=== TASK OBJECTIVE ===
Reproduce the listing word for word, leaving every picture behind.

* BEGIN TASK INPUTS *

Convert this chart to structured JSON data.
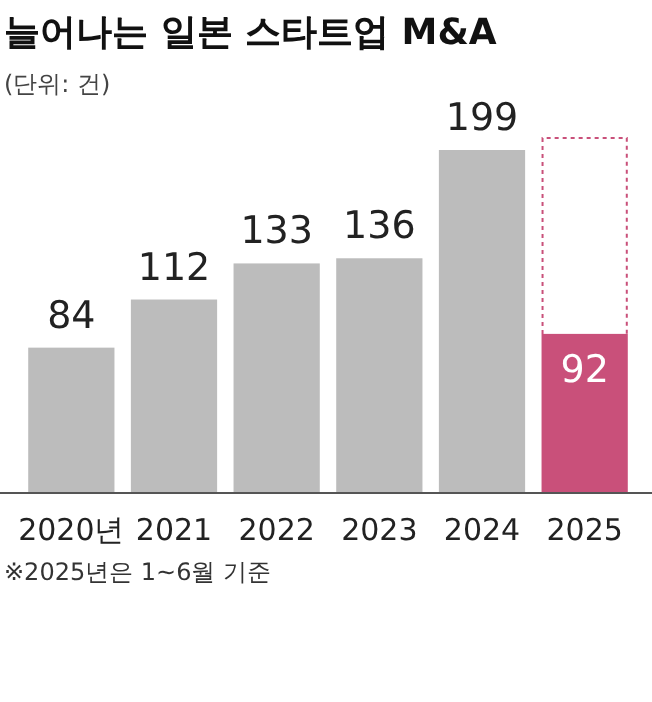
{
  "chart_data": {
    "type": "bar",
    "title": "늘어나는 일본 스타트업 M&A",
    "subtitle": "(단위: 건)",
    "categories": [
      "2020년",
      "2021",
      "2022",
      "2023",
      "2024",
      "2025"
    ],
    "values": [
      84,
      112,
      133,
      136,
      199,
      92
    ],
    "colors": [
      "#bcbcbc",
      "#bcbcbc",
      "#bcbcbc",
      "#bcbcbc",
      "#bcbcbc",
      "#c9507a"
    ],
    "data_labels": true,
    "relative": false,
    "annotations": [
      "※2025년은 1~6월 기준"
    ]
  }
}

* END TASK INPUTS *

=== RESULT OF THE TASK ===
Convert this chart to structured JSON data.
{
  "chart_data": {
    "type": "bar",
    "title": "늘어나는 일본 스타트업 M&A",
    "subtitle": "(단위: 건)",
    "categories": [
      "2020년",
      "2021",
      "2022",
      "2023",
      "2024",
      "2025"
    ],
    "values": [
      84,
      112,
      133,
      136,
      199,
      92
    ],
    "colors": [
      "#bcbcbc",
      "#bcbcbc",
      "#bcbcbc",
      "#bcbcbc",
      "#bcbcbc",
      "#c9507a"
    ],
    "data_labels": true,
    "relative": false,
    "annotations": [
      "※2025년은 1~6월 기준"
    ]
  }
}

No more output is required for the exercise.